### [Set problem]
Exactly as they appear, output all of the records. Skip any images.

### [Source data]
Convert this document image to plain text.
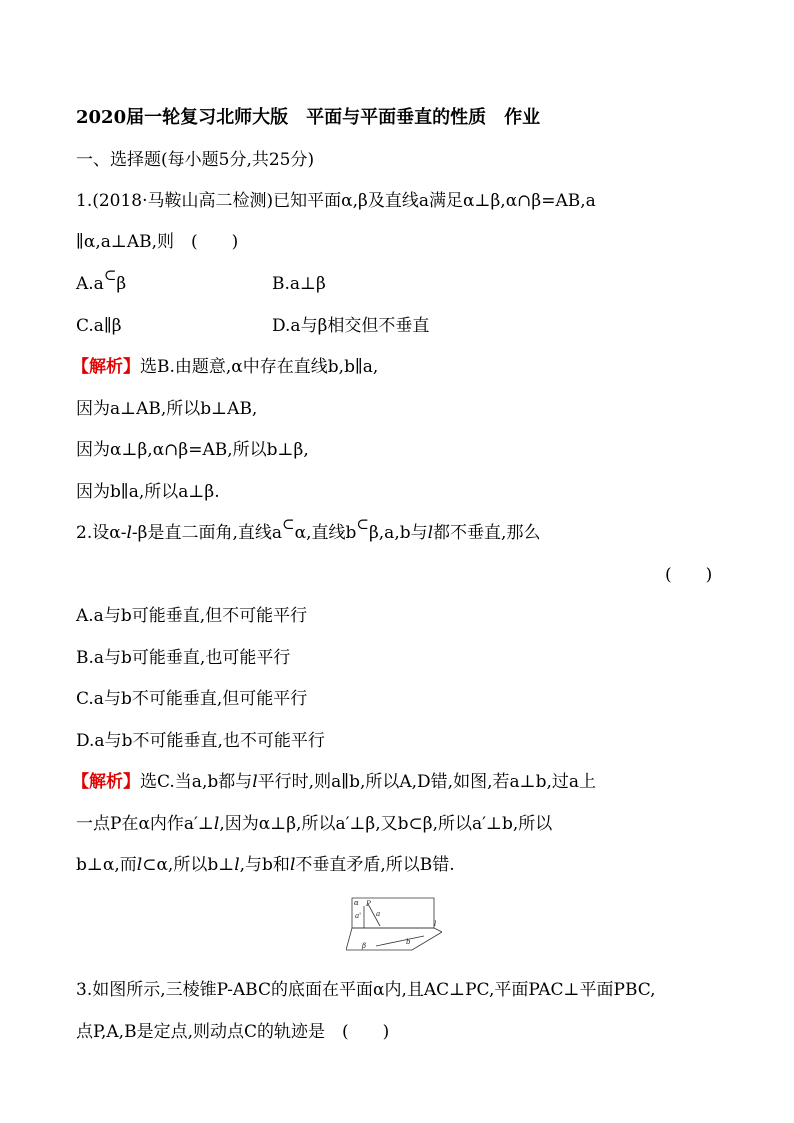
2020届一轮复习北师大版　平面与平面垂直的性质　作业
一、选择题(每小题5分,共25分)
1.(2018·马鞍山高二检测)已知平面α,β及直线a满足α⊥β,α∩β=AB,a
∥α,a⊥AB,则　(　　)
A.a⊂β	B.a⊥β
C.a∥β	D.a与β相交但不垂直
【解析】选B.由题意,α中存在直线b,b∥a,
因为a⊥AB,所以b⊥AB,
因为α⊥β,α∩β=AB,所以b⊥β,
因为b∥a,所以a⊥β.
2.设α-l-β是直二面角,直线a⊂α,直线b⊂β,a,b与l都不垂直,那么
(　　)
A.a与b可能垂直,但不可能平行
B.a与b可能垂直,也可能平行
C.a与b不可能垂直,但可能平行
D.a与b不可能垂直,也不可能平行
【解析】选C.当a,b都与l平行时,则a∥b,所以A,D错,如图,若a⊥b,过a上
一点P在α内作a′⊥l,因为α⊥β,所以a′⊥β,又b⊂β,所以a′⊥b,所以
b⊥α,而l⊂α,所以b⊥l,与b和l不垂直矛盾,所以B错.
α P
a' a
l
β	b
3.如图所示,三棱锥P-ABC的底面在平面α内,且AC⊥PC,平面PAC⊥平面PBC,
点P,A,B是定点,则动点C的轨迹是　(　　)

### [Result below]
Convert this document image to plain text.
2020届一轮复习北师大版　平面与平面垂直的性质　作业
一、选择题(每小题5分,共25分)
1.(2018·马鞍山高二检测)已知平面α,β及直线a满足α⊥β,α∩β=AB,a
∥α,a⊥AB,则　(　　)
A.a⊂β	B.a⊥β
C.a∥β	D.a与β相交但不垂直
【解析】选B.由题意,α中存在直线b,b∥a,
因为a⊥AB,所以b⊥AB,
因为α⊥β,α∩β=AB,所以b⊥β,
因为b∥a,所以a⊥β.
2.设α-l-β是直二面角,直线a⊂α,直线b⊂β,a,b与l都不垂直,那么
(　　)
A.a与b可能垂直,但不可能平行
B.a与b可能垂直,也可能平行
C.a与b不可能垂直,但可能平行
D.a与b不可能垂直,也不可能平行
【解析】选C.当a,b都与l平行时,则a∥b,所以A,D错,如图,若a⊥b,过a上
一点P在α内作a′⊥l,因为α⊥β,所以a′⊥β,又b⊂β,所以a′⊥b,所以
b⊥α,而l⊂α,所以b⊥l,与b和l不垂直矛盾,所以B错.
α P
a' a
l
β	b
3.如图所示,三棱锥P-ABC的底面在平面α内,且AC⊥PC,平面PAC⊥平面PBC,
点P,A,B是定点,则动点C的轨迹是　(　　)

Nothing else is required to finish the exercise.